_ASSIGNED TASK_:
Please filter the listing for the string "мышьяка" and copy each matching line.

_DATA TO PROCESS_:

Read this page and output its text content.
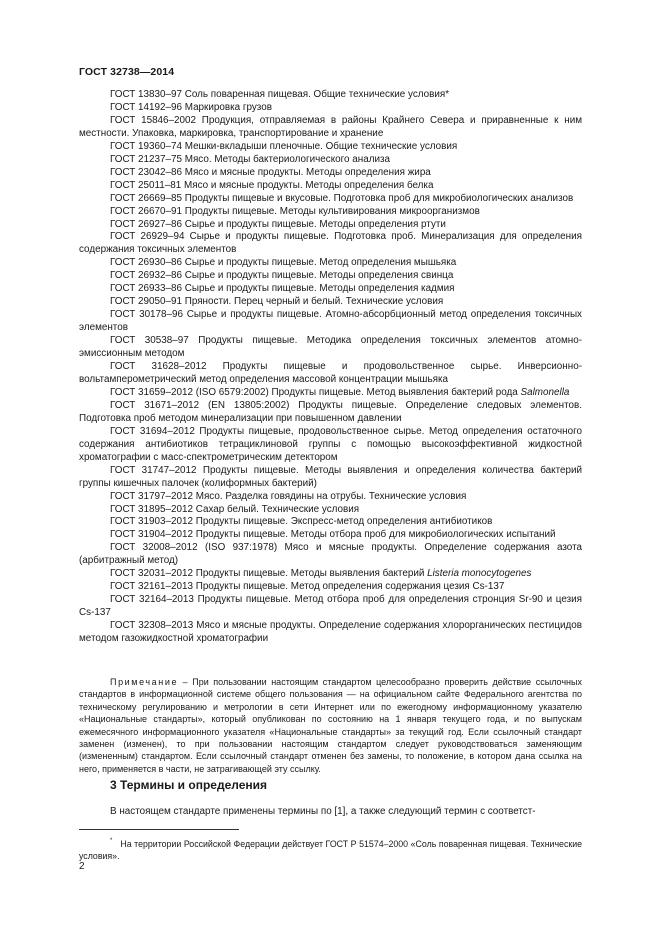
ГОСТ 32738—2014
ГОСТ 13830–97 Соль поваренная пищевая. Общие технические условия*
ГОСТ 14192–96 Маркировка грузов
ГОСТ 15846–2002 Продукция, отправляемая в районы Крайнего Севера и приравненные к ним местности. Упаковка, маркировка, транспортирование и хранение
ГОСТ 19360–74 Мешки-вкладыши пленочные. Общие технические условия
ГОСТ 21237–75 Мясо. Методы бактериологического анализа
ГОСТ 23042–86 Мясо и мясные продукты. Методы определения жира
ГОСТ 25011–81 Мясо и мясные продукты. Методы определения белка
ГОСТ 26669–85 Продукты пищевые и вкусовые. Подготовка проб для микробиологических анализов
ГОСТ 26670–91 Продукты пищевые. Методы культивирования микроорганизмов
ГОСТ 26927–86 Сырье и продукты пищевые. Методы определения ртути
ГОСТ 26929–94 Сырье и продукты пищевые. Подготовка проб. Минерализация для определения содержания токсичных элементов
ГОСТ 26930–86 Сырье и продукты пищевые. Метод определения мышьяка
ГОСТ 26932–86 Сырье и продукты пищевые. Методы определения свинца
ГОСТ 26933–86 Сырье и продукты пищевые. Методы определения кадмия
ГОСТ 29050–91 Пряности. Перец черный и белый. Технические условия
ГОСТ 30178–96 Сырье и продукты пищевые. Атомно-абсорбционный метод определения токсичных элементов
ГОСТ 30538–97 Продукты пищевые. Методика определения токсичных элементов атомно-эмиссионным методом
ГОСТ 31628–2012 Продукты пищевые и продовольственное сырье. Инверсионно-вольтамперометрический метод определения массовой концентрации мышьяка
ГОСТ 31659–2012 (ISO 6579:2002) Продукты пищевые. Метод выявления бактерий рода Salmonella
ГОСТ 31671–2012 (EN 13805:2002) Продукты пищевые. Определение следовых элементов. Подготовка проб методом минерализации при повышенном давлении
ГОСТ 31694–2012 Продукты пищевые, продовольственное сырье. Метод определения остаточного содержания антибиотиков тетрациклиновой группы с помощью высокоэффективной жидкостной хроматографии с масс-спектрометрическим детектором
ГОСТ 31747–2012 Продукты пищевые. Методы выявления и определения количества бактерий группы кишечных палочек (колиформных бактерий)
ГОСТ 31797–2012 Мясо. Разделка говядины на отрубы. Технические условия
ГОСТ 31895–2012 Сахар белый. Технические условия
ГОСТ 31903–2012 Продукты пищевые. Экспресс-метод определения антибиотиков
ГОСТ 31904–2012 Продукты пищевые. Методы отбора проб для микробиологических испытаний
ГОСТ 32008–2012 (ISO 937:1978) Мясо и мясные продукты. Определение содержания азота (арбитражный метод)
ГОСТ 32031–2012 Продукты пищевые. Методы выявления бактерий Listeria monocytogenes
ГОСТ 32161–2013 Продукты пищевые. Метод определения содержания цезия Cs-137
ГОСТ 32164–2013 Продукты пищевые. Метод отбора проб для определения стронция Sr-90 и цезия Cs-137
ГОСТ 32308–2013 Мясо и мясные продукты. Определение содержания хлорорганических пестицидов методом газожидкостной хроматографии
Примечание – При пользовании настоящим стандартом целесообразно проверить действие ссылочных стандартов в информационной системе общего пользования — на официальном сайте Федерального агентства по техническому регулированию и метрологии в сети Интернет или по ежегодному информационному указателю «Национальные стандарты», который опубликован по состоянию на 1 января текущего года, и по выпускам ежемесячного информационного указателя «Национальные стандарты» за текущий год. Если ссылочный стандарт заменен (изменен), то при пользовании настоящим стандартом следует руководствоваться заменяющим (измененным) стандартом. Если ссылочный стандарт отменен без замены, то положение, в котором дана ссылка на него, применяется в части, не затрагивающей эту ссылку.
3 Термины и определения
В настоящем стандарте применены термины по [1], а также следующий термин с соответст-
* На территории Российской Федерации действует ГОСТ Р 51574–2000 «Соль поваренная пищевая. Технические условия».
2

_ANSWER TO THE EXERCISE_:
ГОСТ 26930–86 Сырье и продукты пищевые. Метод определения мышьяка
ГОСТ 31628–2012 Продукты пищевые и продовольственное сырье. Инверсионно-вольтамперометрический метод определения массовой концентрации мышьяка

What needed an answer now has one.